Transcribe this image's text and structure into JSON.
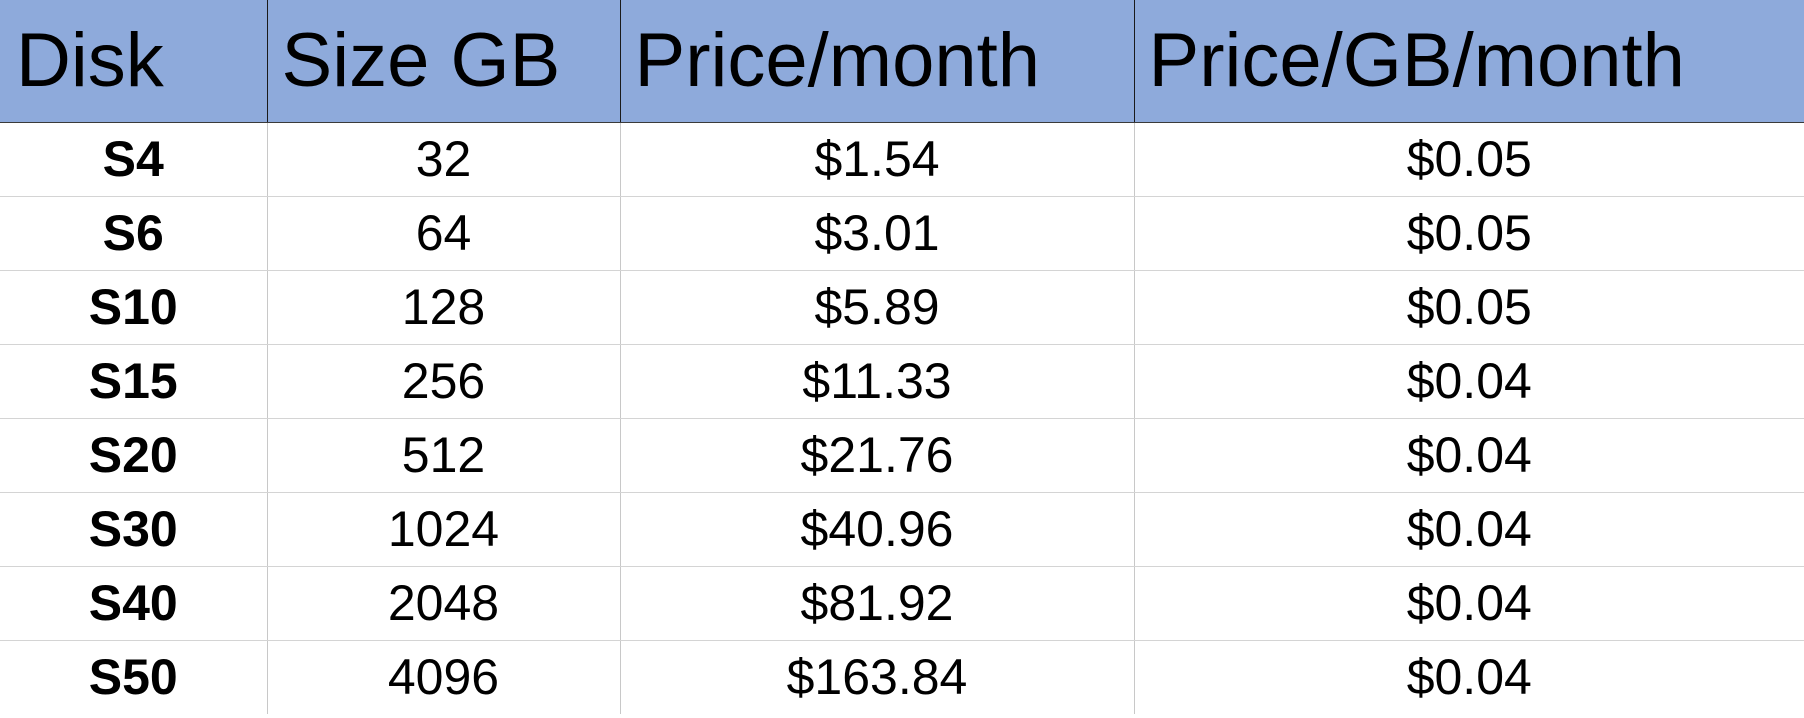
{
  "table": {
    "headers": [
      "Disk",
      "Size GB",
      "Price/month",
      "Price/GB/month"
    ],
    "rows": [
      [
        "S4",
        "32",
        "$1.54",
        "$0.05"
      ],
      [
        "S6",
        "64",
        "$3.01",
        "$0.05"
      ],
      [
        "S10",
        "128",
        "$5.89",
        "$0.05"
      ],
      [
        "S15",
        "256",
        "$11.33",
        "$0.04"
      ],
      [
        "S20",
        "512",
        "$21.76",
        "$0.04"
      ],
      [
        "S30",
        "1024",
        "$40.96",
        "$0.04"
      ],
      [
        "S40",
        "2048",
        "$81.92",
        "$0.04"
      ],
      [
        "S50",
        "4096",
        "$163.84",
        "$0.04"
      ]
    ]
  },
  "colors": {
    "header_background": "#8eaadb",
    "gridline": "#d4d4d4"
  }
}
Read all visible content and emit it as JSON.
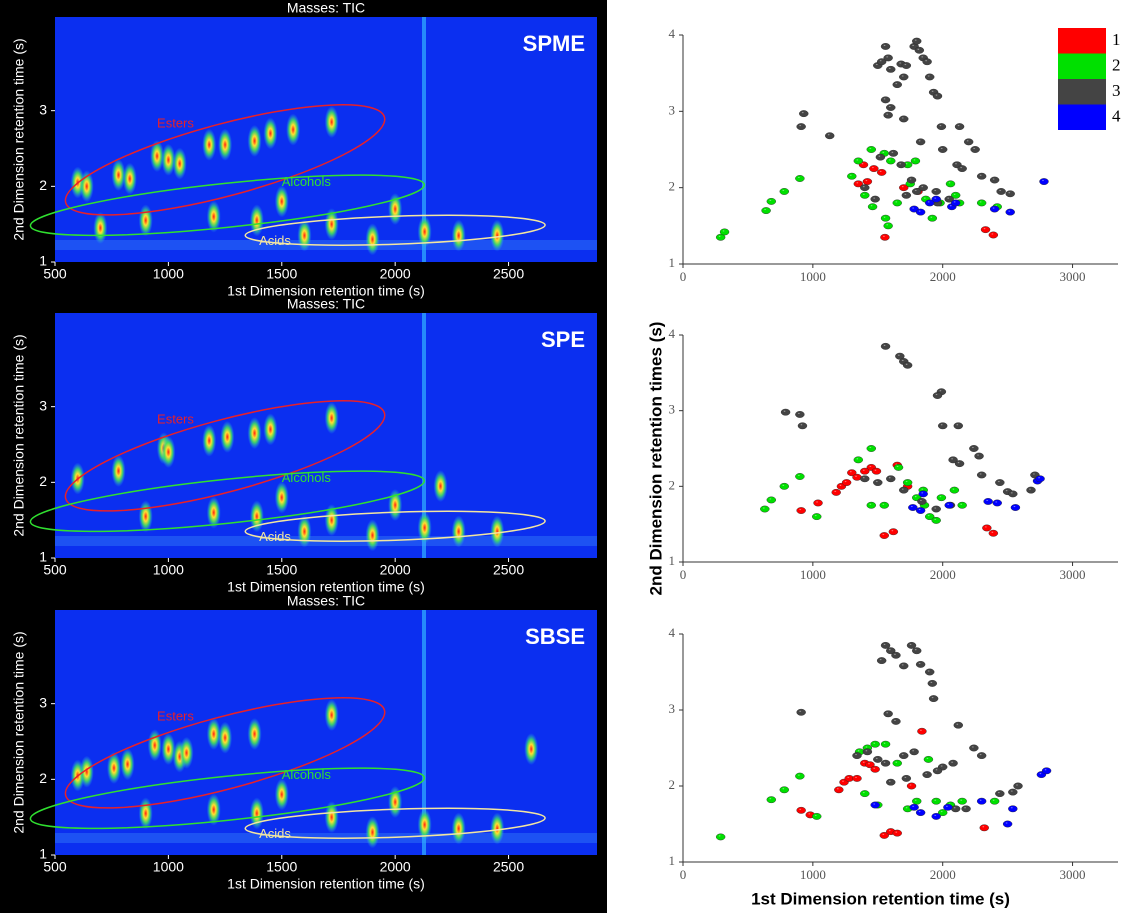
{
  "chart_data": [
    {
      "type": "heatmap",
      "title": "Masses:  TIC",
      "label": "SPME",
      "x_label": "1st Dimension retention time (s)",
      "y_label": "2nd Dimension retention time (s)",
      "xlim": [
        500,
        2890
      ],
      "xticks": [
        500,
        1000,
        1500,
        2000,
        2500
      ],
      "ylim": [
        1,
        4
      ],
      "yticks": [
        1,
        2,
        3
      ],
      "regions": [
        {
          "name": "Esters",
          "color": "#e8202a"
        },
        {
          "name": "Alcohols",
          "color": "#30e030"
        },
        {
          "name": "Acids",
          "color": "#f3e6a0"
        }
      ],
      "peaks": {
        "x": [
          600,
          640,
          780,
          830,
          950,
          1000,
          1050,
          1180,
          1250,
          1380,
          1450,
          1550,
          1720,
          900,
          1200,
          1390,
          1720,
          2130,
          1900,
          2280,
          1600,
          2450,
          700,
          1500,
          2000
        ],
        "y": [
          2.05,
          2.0,
          2.15,
          2.1,
          2.4,
          2.35,
          2.3,
          2.55,
          2.55,
          2.6,
          2.7,
          2.75,
          2.85,
          1.55,
          1.6,
          1.55,
          1.5,
          1.4,
          1.3,
          1.35,
          1.35,
          1.35,
          1.45,
          1.8,
          1.7
        ]
      }
    },
    {
      "type": "heatmap",
      "title": "Masses:  TIC",
      "label": "SPE",
      "x_label": "1st Dimension retention time (s)",
      "y_label": "2nd Dimension retention time (s)",
      "xlim": [
        500,
        2890
      ],
      "xticks": [
        500,
        1000,
        1500,
        2000,
        2500
      ],
      "ylim": [
        1,
        4
      ],
      "yticks": [
        1,
        2,
        3
      ],
      "regions": [
        {
          "name": "Esters",
          "color": "#e8202a"
        },
        {
          "name": "Alcohols",
          "color": "#30e030"
        },
        {
          "name": "Acids",
          "color": "#f3e6a0"
        }
      ],
      "peaks": {
        "x": [
          600,
          780,
          980,
          1000,
          1180,
          1260,
          1380,
          1450,
          1720,
          900,
          1200,
          1390,
          1720,
          2130,
          1900,
          2280,
          1600,
          2450,
          1500,
          2000,
          2200
        ],
        "y": [
          2.05,
          2.15,
          2.45,
          2.4,
          2.55,
          2.6,
          2.65,
          2.7,
          2.85,
          1.55,
          1.6,
          1.55,
          1.5,
          1.4,
          1.3,
          1.35,
          1.35,
          1.35,
          1.8,
          1.7,
          1.95
        ]
      }
    },
    {
      "type": "heatmap",
      "title": "Masses:  TIC",
      "label": "SBSE",
      "x_label": "1st Dimension retention time (s)",
      "y_label": "2nd Dimension retention time (s)",
      "xlim": [
        500,
        2890
      ],
      "xticks": [
        500,
        1000,
        1500,
        2000,
        2500
      ],
      "ylim": [
        1,
        4
      ],
      "yticks": [
        1,
        2,
        3
      ],
      "regions": [
        {
          "name": "Esters",
          "color": "#e8202a"
        },
        {
          "name": "Alcohols",
          "color": "#30e030"
        },
        {
          "name": "Acids",
          "color": "#f3e6a0"
        }
      ],
      "peaks": {
        "x": [
          600,
          640,
          760,
          820,
          940,
          1000,
          1050,
          1080,
          1200,
          1250,
          1380,
          1720,
          900,
          1200,
          1390,
          1720,
          2130,
          1900,
          2280,
          2450,
          2600,
          1500,
          2000
        ],
        "y": [
          2.05,
          2.1,
          2.15,
          2.2,
          2.45,
          2.4,
          2.3,
          2.35,
          2.6,
          2.55,
          2.6,
          2.85,
          1.55,
          1.6,
          1.55,
          1.5,
          1.4,
          1.3,
          1.35,
          1.35,
          2.4,
          1.8,
          1.7
        ]
      }
    },
    {
      "type": "scatter",
      "legend": "upper right",
      "xlim": [
        0,
        3350
      ],
      "xticks": [
        0,
        1000,
        2000,
        3000
      ],
      "ylim": [
        1,
        4
      ],
      "yticks": [
        1,
        2,
        3,
        4
      ],
      "series": [
        {
          "name": "1",
          "color": "#ff0000",
          "x": [
            1470,
            1530,
            1350,
            1420,
            1555,
            1700,
            1810,
            2330,
            2390,
            1390
          ],
          "y": [
            2.25,
            2.2,
            2.05,
            2.08,
            1.35,
            2.0,
            1.95,
            1.45,
            1.38,
            2.3
          ]
        },
        {
          "name": "2",
          "color": "#00e000",
          "x": [
            290,
            320,
            640,
            680,
            780,
            900,
            1300,
            1350,
            1450,
            1550,
            1600,
            1400,
            1460,
            1560,
            1580,
            1730,
            1790,
            1870,
            1920,
            1980,
            2060,
            2100,
            2130,
            2300,
            1650,
            1750,
            2420
          ],
          "y": [
            1.35,
            1.42,
            1.7,
            1.82,
            1.95,
            2.12,
            2.15,
            2.35,
            2.5,
            2.45,
            2.35,
            1.9,
            1.75,
            1.6,
            1.5,
            2.3,
            2.35,
            1.85,
            1.6,
            1.8,
            2.05,
            1.9,
            1.8,
            1.8,
            1.8,
            2.05,
            1.75
          ]
        },
        {
          "name": "3",
          "color": "#444444",
          "x": [
            910,
            930,
            1130,
            1500,
            1530,
            1560,
            1580,
            1600,
            1650,
            1680,
            1700,
            1720,
            1780,
            1800,
            1820,
            1850,
            1880,
            1900,
            1930,
            1960,
            1560,
            1600,
            1580,
            1700,
            1520,
            1620,
            1680,
            1830,
            1990,
            2130,
            2000,
            2200,
            2250,
            2110,
            2150,
            2300,
            2400,
            2450,
            2520,
            1400,
            1480,
            1720,
            1800,
            1850,
            1950,
            2050,
            1960,
            1760
          ],
          "y": [
            2.8,
            2.97,
            2.68,
            3.6,
            3.65,
            3.85,
            3.7,
            3.55,
            3.35,
            3.62,
            3.45,
            3.6,
            3.85,
            3.92,
            3.8,
            3.7,
            3.65,
            3.45,
            3.25,
            3.2,
            3.15,
            3.05,
            2.95,
            2.9,
            2.4,
            2.45,
            2.3,
            2.6,
            2.8,
            2.8,
            2.5,
            2.6,
            2.5,
            2.3,
            2.25,
            2.15,
            2.1,
            1.95,
            1.92,
            2.0,
            1.85,
            1.9,
            1.95,
            2.0,
            1.95,
            1.85,
            1.8,
            2.1
          ]
        },
        {
          "name": "4",
          "color": "#0000ff",
          "x": [
            1780,
            1830,
            1900,
            1950,
            2070,
            2400,
            2520,
            2780,
            2100
          ],
          "y": [
            1.72,
            1.68,
            1.8,
            1.85,
            1.75,
            1.72,
            1.68,
            2.08,
            1.8
          ]
        }
      ]
    },
    {
      "type": "scatter",
      "y_label": "2nd Dimension retention times (s)",
      "xlim": [
        0,
        3350
      ],
      "xticks": [
        0,
        1000,
        2000,
        3000
      ],
      "ylim": [
        1,
        4
      ],
      "yticks": [
        1,
        2,
        3,
        4
      ],
      "series": [
        {
          "name": "1",
          "color": "#ff0000",
          "x": [
            910,
            1040,
            1180,
            1220,
            1260,
            1300,
            1340,
            1450,
            1490,
            1650,
            1730,
            1550,
            1620,
            2340,
            2390,
            1400
          ],
          "y": [
            1.68,
            1.78,
            1.92,
            2.0,
            2.05,
            2.18,
            2.12,
            2.25,
            2.2,
            2.28,
            2.0,
            1.35,
            1.4,
            1.45,
            1.38,
            2.2
          ]
        },
        {
          "name": "2",
          "color": "#00e000",
          "x": [
            630,
            680,
            780,
            900,
            1030,
            1350,
            1450,
            1450,
            1550,
            1660,
            1730,
            1800,
            1860,
            1900,
            1950,
            1990,
            2090,
            2150,
            1850
          ],
          "y": [
            1.7,
            1.82,
            2.0,
            2.13,
            1.6,
            2.35,
            2.5,
            1.75,
            1.75,
            2.25,
            2.05,
            1.85,
            1.75,
            1.6,
            1.55,
            1.85,
            1.95,
            1.75,
            1.95
          ]
        },
        {
          "name": "3",
          "color": "#444444",
          "x": [
            790,
            900,
            920,
            1560,
            1670,
            1700,
            1730,
            1990,
            1960,
            2000,
            2120,
            2080,
            2130,
            2240,
            2280,
            2300,
            2440,
            2500,
            2540,
            2710,
            2680,
            1500,
            1600,
            1700,
            1840,
            1950,
            2060,
            1400
          ],
          "y": [
            2.98,
            2.95,
            2.8,
            3.85,
            3.72,
            3.65,
            3.6,
            3.25,
            3.2,
            2.8,
            2.8,
            2.35,
            2.3,
            2.5,
            2.4,
            2.15,
            2.05,
            1.93,
            1.9,
            2.15,
            1.95,
            2.05,
            2.1,
            1.95,
            1.8,
            1.7,
            1.75,
            2.1
          ]
        },
        {
          "name": "4",
          "color": "#0000ff",
          "x": [
            1770,
            1830,
            1850,
            2050,
            2350,
            2420,
            2560,
            2730,
            2750
          ],
          "y": [
            1.72,
            1.68,
            1.9,
            1.75,
            1.8,
            1.78,
            1.72,
            2.07,
            2.1
          ]
        }
      ]
    },
    {
      "type": "scatter",
      "x_label": "1st Dimension retention time (s)",
      "xlim": [
        0,
        3350
      ],
      "xticks": [
        0,
        1000,
        2000,
        3000
      ],
      "ylim": [
        1,
        4
      ],
      "yticks": [
        1,
        2,
        3,
        4
      ],
      "series": [
        {
          "name": "1",
          "color": "#ff0000",
          "x": [
            910,
            980,
            1200,
            1240,
            1280,
            1340,
            1400,
            1440,
            1480,
            1550,
            1600,
            1650,
            1840,
            2320,
            1760
          ],
          "y": [
            1.68,
            1.62,
            1.95,
            2.05,
            2.1,
            2.1,
            2.3,
            2.28,
            2.22,
            1.35,
            1.4,
            1.38,
            2.72,
            1.45,
            2.0
          ]
        },
        {
          "name": "2",
          "color": "#00e000",
          "x": [
            290,
            680,
            780,
            900,
            1030,
            1360,
            1420,
            1480,
            1560,
            1650,
            1400,
            1500,
            1730,
            1800,
            1890,
            1950,
            2000,
            2060,
            2150,
            2400
          ],
          "y": [
            1.33,
            1.82,
            1.95,
            2.13,
            1.6,
            2.45,
            2.5,
            2.55,
            2.55,
            2.3,
            1.9,
            1.75,
            1.7,
            1.8,
            2.35,
            1.8,
            1.65,
            1.75,
            1.8,
            1.8
          ]
        },
        {
          "name": "3",
          "color": "#444444",
          "x": [
            910,
            1530,
            1560,
            1600,
            1640,
            1700,
            1760,
            1800,
            1830,
            1900,
            1920,
            1930,
            1580,
            1640,
            2120,
            1340,
            1420,
            1500,
            1560,
            1700,
            1780,
            2000,
            2080,
            2240,
            2300,
            2440,
            2540,
            2580,
            1600,
            1720,
            1880,
            1960,
            2100,
            2180
          ],
          "y": [
            2.97,
            3.65,
            3.85,
            3.78,
            3.72,
            3.58,
            3.85,
            3.78,
            3.6,
            3.5,
            3.35,
            3.15,
            2.95,
            2.85,
            2.8,
            2.4,
            2.45,
            2.35,
            2.3,
            2.4,
            2.45,
            2.25,
            2.3,
            2.5,
            2.4,
            1.9,
            1.92,
            2.0,
            2.05,
            2.1,
            2.15,
            2.2,
            1.7,
            1.7
          ]
        },
        {
          "name": "4",
          "color": "#0000ff",
          "x": [
            1480,
            1780,
            1830,
            1950,
            2040,
            2300,
            2500,
            2540,
            2760,
            2800
          ],
          "y": [
            1.75,
            1.72,
            1.65,
            1.6,
            1.72,
            1.8,
            1.5,
            1.7,
            2.15,
            2.2
          ]
        }
      ]
    }
  ]
}
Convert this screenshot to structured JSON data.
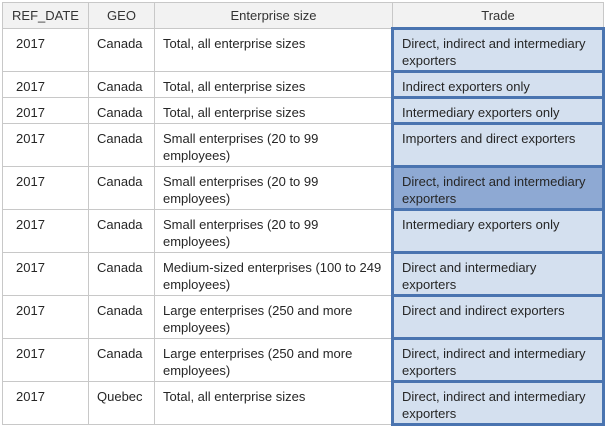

OBJECTIVE: List the lines of the material in which the word "this" occurs.

CORRECT OUTPUT:
Transcribe this image's text and structure into JSON.
Convert this screenshot to structured JSON data.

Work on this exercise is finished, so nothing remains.